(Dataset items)
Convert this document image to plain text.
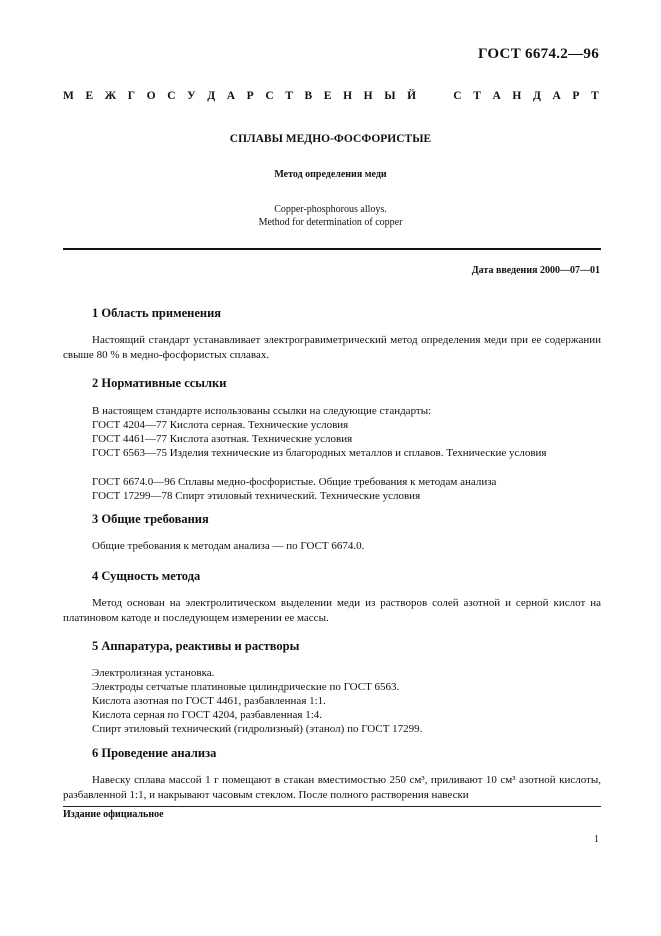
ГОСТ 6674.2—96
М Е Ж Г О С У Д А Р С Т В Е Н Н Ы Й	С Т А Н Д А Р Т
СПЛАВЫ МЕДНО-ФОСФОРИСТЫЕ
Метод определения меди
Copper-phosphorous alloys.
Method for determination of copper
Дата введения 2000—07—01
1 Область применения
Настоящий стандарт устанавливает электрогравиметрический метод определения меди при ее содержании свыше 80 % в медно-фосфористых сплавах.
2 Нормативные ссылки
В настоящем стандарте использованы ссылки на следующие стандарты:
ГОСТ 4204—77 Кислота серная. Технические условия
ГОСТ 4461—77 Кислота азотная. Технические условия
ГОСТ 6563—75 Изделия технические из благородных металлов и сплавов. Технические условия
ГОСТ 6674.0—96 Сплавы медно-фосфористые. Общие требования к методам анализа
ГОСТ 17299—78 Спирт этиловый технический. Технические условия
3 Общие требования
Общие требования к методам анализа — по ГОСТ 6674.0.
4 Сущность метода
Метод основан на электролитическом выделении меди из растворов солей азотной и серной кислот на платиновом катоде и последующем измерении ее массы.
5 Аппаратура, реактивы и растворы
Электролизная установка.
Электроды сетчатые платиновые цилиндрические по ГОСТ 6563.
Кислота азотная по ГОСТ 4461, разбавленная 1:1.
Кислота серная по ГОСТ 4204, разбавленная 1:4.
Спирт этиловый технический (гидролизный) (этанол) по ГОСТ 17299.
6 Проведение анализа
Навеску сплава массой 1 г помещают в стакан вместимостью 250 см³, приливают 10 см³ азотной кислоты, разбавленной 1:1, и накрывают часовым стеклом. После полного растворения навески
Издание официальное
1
---
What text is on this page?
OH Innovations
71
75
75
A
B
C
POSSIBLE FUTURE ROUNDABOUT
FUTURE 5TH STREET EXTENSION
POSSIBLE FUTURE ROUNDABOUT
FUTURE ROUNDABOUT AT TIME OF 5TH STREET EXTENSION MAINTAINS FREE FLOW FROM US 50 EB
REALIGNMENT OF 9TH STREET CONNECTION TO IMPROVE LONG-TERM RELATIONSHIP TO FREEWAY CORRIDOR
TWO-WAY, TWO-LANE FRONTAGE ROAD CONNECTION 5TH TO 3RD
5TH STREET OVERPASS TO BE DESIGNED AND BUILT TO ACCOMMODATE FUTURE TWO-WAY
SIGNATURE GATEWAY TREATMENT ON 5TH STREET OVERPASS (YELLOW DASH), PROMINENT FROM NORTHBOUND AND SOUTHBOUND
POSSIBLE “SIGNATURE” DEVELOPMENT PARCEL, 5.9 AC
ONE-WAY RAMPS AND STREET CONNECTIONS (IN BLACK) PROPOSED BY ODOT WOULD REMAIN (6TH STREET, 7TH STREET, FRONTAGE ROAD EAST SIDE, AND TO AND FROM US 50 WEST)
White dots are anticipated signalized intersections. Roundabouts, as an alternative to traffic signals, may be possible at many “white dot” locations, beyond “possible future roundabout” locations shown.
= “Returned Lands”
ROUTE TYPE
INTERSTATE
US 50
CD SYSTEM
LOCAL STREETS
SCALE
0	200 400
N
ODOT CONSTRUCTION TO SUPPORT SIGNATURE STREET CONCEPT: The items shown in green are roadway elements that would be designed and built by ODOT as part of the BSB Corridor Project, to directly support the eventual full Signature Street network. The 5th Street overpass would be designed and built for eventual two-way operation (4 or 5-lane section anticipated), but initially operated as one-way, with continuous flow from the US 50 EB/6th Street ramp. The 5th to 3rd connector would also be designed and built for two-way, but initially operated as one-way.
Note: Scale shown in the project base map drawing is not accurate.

Your instructions
Gather from the records above every line containing the string "условия".

Exercise answer
ГОСТ 4204—77 Кислота серная. Технические условия
ГОСТ 4461—77 Кислота азотная. Технические условия
ГОСТ 6563—75 Изделия технические из благородных металлов и сплавов. Технические условия
ГОСТ 17299—78 Спирт этиловый технический. Технические условия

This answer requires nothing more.